--- BEGIN STORED RECORDS ---

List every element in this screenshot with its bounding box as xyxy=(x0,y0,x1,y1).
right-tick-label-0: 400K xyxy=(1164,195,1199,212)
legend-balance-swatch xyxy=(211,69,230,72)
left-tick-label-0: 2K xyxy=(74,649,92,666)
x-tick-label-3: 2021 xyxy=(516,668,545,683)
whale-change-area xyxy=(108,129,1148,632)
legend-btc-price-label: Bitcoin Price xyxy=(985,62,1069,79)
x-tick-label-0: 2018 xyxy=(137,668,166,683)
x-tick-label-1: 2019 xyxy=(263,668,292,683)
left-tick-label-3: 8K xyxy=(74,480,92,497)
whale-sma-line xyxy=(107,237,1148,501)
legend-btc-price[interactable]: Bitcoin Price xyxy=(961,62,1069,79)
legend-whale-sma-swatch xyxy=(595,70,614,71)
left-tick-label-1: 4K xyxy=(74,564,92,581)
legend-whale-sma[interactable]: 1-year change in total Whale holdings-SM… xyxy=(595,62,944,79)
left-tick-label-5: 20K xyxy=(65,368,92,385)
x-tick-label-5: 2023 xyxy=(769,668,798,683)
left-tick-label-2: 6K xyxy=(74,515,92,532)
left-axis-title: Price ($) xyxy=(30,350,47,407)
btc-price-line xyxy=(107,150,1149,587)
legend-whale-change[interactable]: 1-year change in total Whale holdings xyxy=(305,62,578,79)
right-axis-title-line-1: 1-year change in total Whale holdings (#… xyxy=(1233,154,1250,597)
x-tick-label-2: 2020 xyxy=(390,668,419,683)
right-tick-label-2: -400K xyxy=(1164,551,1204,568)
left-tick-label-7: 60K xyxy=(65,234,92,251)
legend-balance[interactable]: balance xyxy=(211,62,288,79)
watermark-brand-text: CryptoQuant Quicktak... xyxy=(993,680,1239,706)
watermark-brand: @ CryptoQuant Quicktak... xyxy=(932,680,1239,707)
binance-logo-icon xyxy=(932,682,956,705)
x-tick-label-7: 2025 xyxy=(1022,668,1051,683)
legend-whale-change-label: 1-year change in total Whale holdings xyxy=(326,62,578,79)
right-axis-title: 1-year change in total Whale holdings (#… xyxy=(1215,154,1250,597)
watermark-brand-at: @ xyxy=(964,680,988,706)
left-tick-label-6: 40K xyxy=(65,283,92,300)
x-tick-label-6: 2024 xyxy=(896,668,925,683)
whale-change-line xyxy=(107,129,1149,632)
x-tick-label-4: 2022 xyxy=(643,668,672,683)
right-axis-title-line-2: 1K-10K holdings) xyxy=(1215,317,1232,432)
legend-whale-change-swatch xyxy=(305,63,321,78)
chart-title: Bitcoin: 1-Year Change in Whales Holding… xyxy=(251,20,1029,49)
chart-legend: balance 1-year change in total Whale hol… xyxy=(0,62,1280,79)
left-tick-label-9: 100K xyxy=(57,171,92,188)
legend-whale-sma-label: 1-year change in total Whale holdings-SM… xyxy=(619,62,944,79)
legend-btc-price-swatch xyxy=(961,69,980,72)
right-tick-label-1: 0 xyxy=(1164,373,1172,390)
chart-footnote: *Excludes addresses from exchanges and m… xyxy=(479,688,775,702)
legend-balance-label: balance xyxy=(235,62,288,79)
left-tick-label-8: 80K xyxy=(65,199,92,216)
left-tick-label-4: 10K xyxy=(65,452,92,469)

--- END STORED RECORDS ---

*WHAT NEEDS TO BE DONE*. Rewrite the listing from its first line down to and including the line that contains "x-tick-label-6: 2024 xyxy=(896,668,925,683)", changing "Bitcoin Price" to "BTC Price" and keeping everything else the same.

*RESPONSE BELOW*.
List every element in this screenshot with its bounding box as xyxy=(x0,y0,x1,y1).
right-tick-label-0: 400K xyxy=(1164,195,1199,212)
legend-balance-swatch xyxy=(211,69,230,72)
left-tick-label-0: 2K xyxy=(74,649,92,666)
x-tick-label-3: 2021 xyxy=(516,668,545,683)
whale-change-area xyxy=(108,129,1148,632)
legend-btc-price-label: BTC Price xyxy=(985,62,1069,79)
x-tick-label-0: 2018 xyxy=(137,668,166,683)
x-tick-label-1: 2019 xyxy=(263,668,292,683)
left-tick-label-3: 8K xyxy=(74,480,92,497)
whale-sma-line xyxy=(107,237,1148,501)
legend-btc-price[interactable]: BTC Price xyxy=(961,62,1069,79)
legend-whale-sma-swatch xyxy=(595,70,614,71)
left-tick-label-1: 4K xyxy=(74,564,92,581)
legend-whale-sma[interactable]: 1-year change in total Whale holdings-SM… xyxy=(595,62,944,79)
left-tick-label-5: 20K xyxy=(65,368,92,385)
x-tick-label-5: 2023 xyxy=(769,668,798,683)
left-tick-label-2: 6K xyxy=(74,515,92,532)
left-axis-title: Price ($) xyxy=(30,350,47,407)
btc-price-line xyxy=(107,150,1149,587)
legend-whale-change[interactable]: 1-year change in total Whale holdings xyxy=(305,62,578,79)
right-axis-title-line-1: 1-year change in total Whale holdings (#… xyxy=(1233,154,1250,597)
x-tick-label-2: 2020 xyxy=(390,668,419,683)
right-tick-label-2: -400K xyxy=(1164,551,1204,568)
left-tick-label-7: 60K xyxy=(65,234,92,251)
legend-balance[interactable]: balance xyxy=(211,62,288,79)
watermark-brand-text: CryptoQuant Quicktak... xyxy=(993,680,1239,706)
watermark-brand: @ CryptoQuant Quicktak... xyxy=(932,680,1239,707)
binance-logo-icon xyxy=(932,682,956,705)
x-tick-label-7: 2025 xyxy=(1022,668,1051,683)
legend-whale-change-label: 1-year change in total Whale holdings xyxy=(326,62,578,79)
right-axis-title: 1-year change in total Whale holdings (#… xyxy=(1215,154,1250,597)
watermark-brand-at: @ xyxy=(964,680,988,706)
left-tick-label-6: 40K xyxy=(65,283,92,300)
x-tick-label-6: 2024 xyxy=(896,668,925,683)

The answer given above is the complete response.